Saved data entries
——————
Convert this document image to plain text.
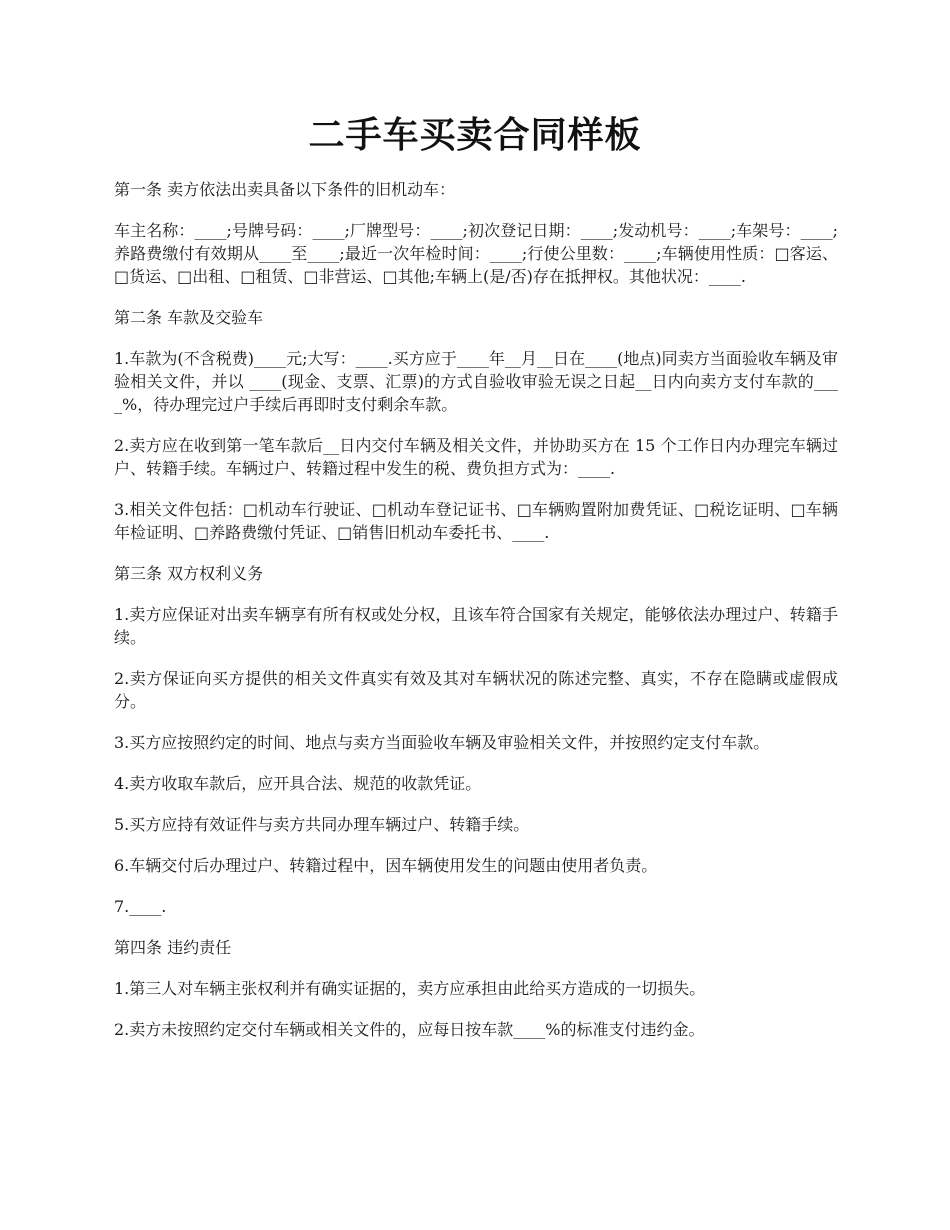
二手车买卖合同样板

第一条 卖方依法出卖具备以下条件的旧机动车：

车主名称：____;号牌号码：____;厂牌型号：____;初次登记日期：____;发动机号：____;车架号：____;养路费缴付有效期从____至____;最近一次年检时间：____;行使公里数：____;车辆使用性质：□客运、□货运、□出租、□租赁、□非营运、□其他;车辆上(是/否)存在抵押权。其他状况：____.

第二条 车款及交验车

1.车款为(不含税费)____元;大写：____.买方应于____年__月__日在____(地点)同卖方当面验收车辆及审验相关文件，并以 ____(现金、支票、汇票)的方式自验收审验无误之日起__日内向卖方支付车款的____%，待办理完过户手续后再即时支付剩余车款。

2.卖方应在收到第一笔车款后__日内交付车辆及相关文件，并协助买方在 15 个工作日内办理完车辆过户、转籍手续。车辆过户、转籍过程中发生的税、费负担方式为：____.

3.相关文件包括：□机动车行驶证、□机动车登记证书、□车辆购置附加费凭证、□税讫证明、□车辆年检证明、□养路费缴付凭证、□销售旧机动车委托书、____.

第三条 双方权利义务

1.卖方应保证对出卖车辆享有所有权或处分权，且该车符合国家有关规定，能够依法办理过户、转籍手续。

2.卖方保证向买方提供的相关文件真实有效及其对车辆状况的陈述完整、真实，不存在隐瞒或虚假成分。

3.买方应按照约定的时间、地点与卖方当面验收车辆及审验相关文件，并按照约定支付车款。

4.卖方收取车款后，应开具合法、规范的收款凭证。

5.买方应持有效证件与卖方共同办理车辆过户、转籍手续。

6.车辆交付后办理过户、转籍过程中，因车辆使用发生的问题由使用者负责。

7.____.

第四条 违约责任

1.第三人对车辆主张权利并有确实证据的，卖方应承担由此给买方造成的一切损失。

2.卖方未按照约定交付车辆或相关文件的，应每日按车款____%的标准支付违约金。
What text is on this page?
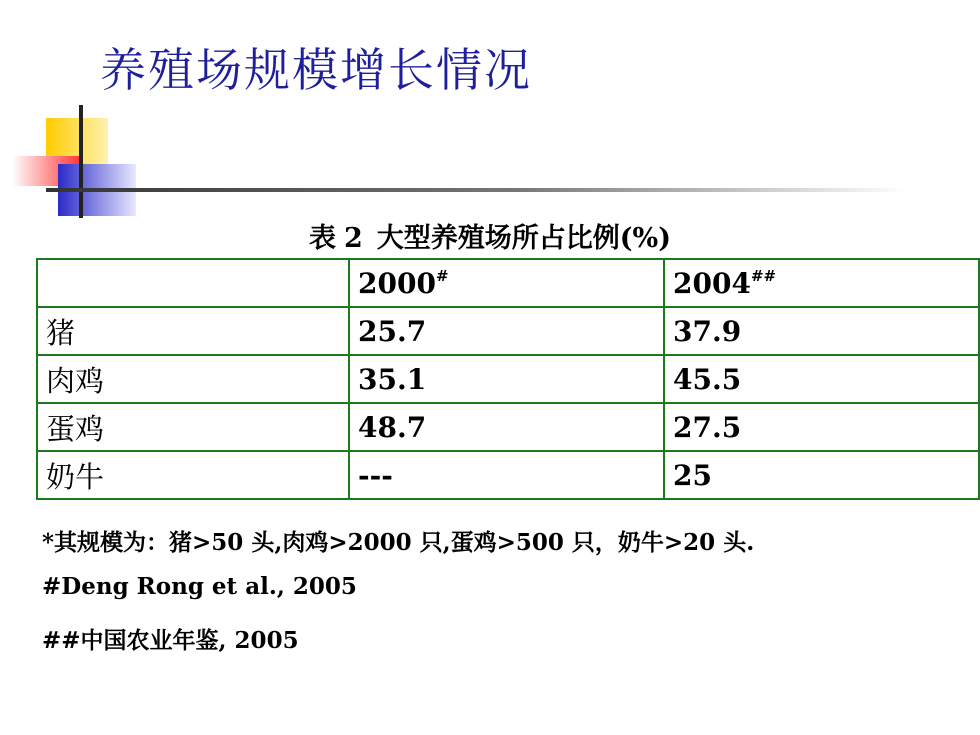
养殖场规模增长情况
表 2 大型养殖场所占比例(%)
	2000#	2004##
猪	25.7	37.9
肉鸡	35.1	45.5
蛋鸡	48.7	27.5
奶牛	---	25
*其规模为：猪>50 头,肉鸡>2000 只,蛋鸡>500 只，奶牛>20 头.
#Deng Rong et al., 2005
##中国农业年鉴, 2005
——————
-- What you will do --
Pictures stay out; reproduce every line of the records exactly.

-- Result --
Convert this document image to plain text.
二手车买卖合同样板

第一条 卖方依法出卖具备以下条件的旧机动车：

车主名称：____;号牌号码：____;厂牌型号：____;初次登记日期：____;发动机号：____;车架号：____;养路费缴付有效期从____至____;最近一次年检时间：____;行使公里数：____;车辆使用性质：□客运、□货运、□出租、□租赁、□非营运、□其他;车辆上(是/否)存在抵押权。其他状况：____.

第二条 车款及交验车

1.车款为(不含税费)____元;大写：____.买方应于____年__月__日在____(地点)同卖方当面验收车辆及审验相关文件，并以 ____(现金、支票、汇票)的方式自验收审验无误之日起__日内向卖方支付车款的____%，待办理完过户手续后再即时支付剩余车款。

2.卖方应在收到第一笔车款后__日内交付车辆及相关文件，并协助买方在 15 个工作日内办理完车辆过户、转籍手续。车辆过户、转籍过程中发生的税、费负担方式为：____.

3.相关文件包括：□机动车行驶证、□机动车登记证书、□车辆购置附加费凭证、□税讫证明、□车辆年检证明、□养路费缴付凭证、□销售旧机动车委托书、____.

第三条 双方权利义务

1.卖方应保证对出卖车辆享有所有权或处分权，且该车符合国家有关规定，能够依法办理过户、转籍手续。

2.卖方保证向买方提供的相关文件真实有效及其对车辆状况的陈述完整、真实，不存在隐瞒或虚假成分。

3.买方应按照约定的时间、地点与卖方当面验收车辆及审验相关文件，并按照约定支付车款。

4.卖方收取车款后，应开具合法、规范的收款凭证。

5.买方应持有效证件与卖方共同办理车辆过户、转籍手续。

6.车辆交付后办理过户、转籍过程中，因车辆使用发生的问题由使用者负责。

7.____.

第四条 违约责任

1.第三人对车辆主张权利并有确实证据的，卖方应承担由此给买方造成的一切损失。

2.卖方未按照约定交付车辆或相关文件的，应每日按车款____%的标准支付违约金。
What text is on this page?
养殖场规模增长情况
表 2 大型养殖场所占比例(%)
	2000#	2004##
猪	25.7	37.9
肉鸡	35.1	45.5
蛋鸡	48.7	27.5
奶牛	---	25
*其规模为：猪>50 头,肉鸡>2000 只,蛋鸡>500 只，奶牛>20 头.
#Deng Rong et al., 2005
##中国农业年鉴, 2005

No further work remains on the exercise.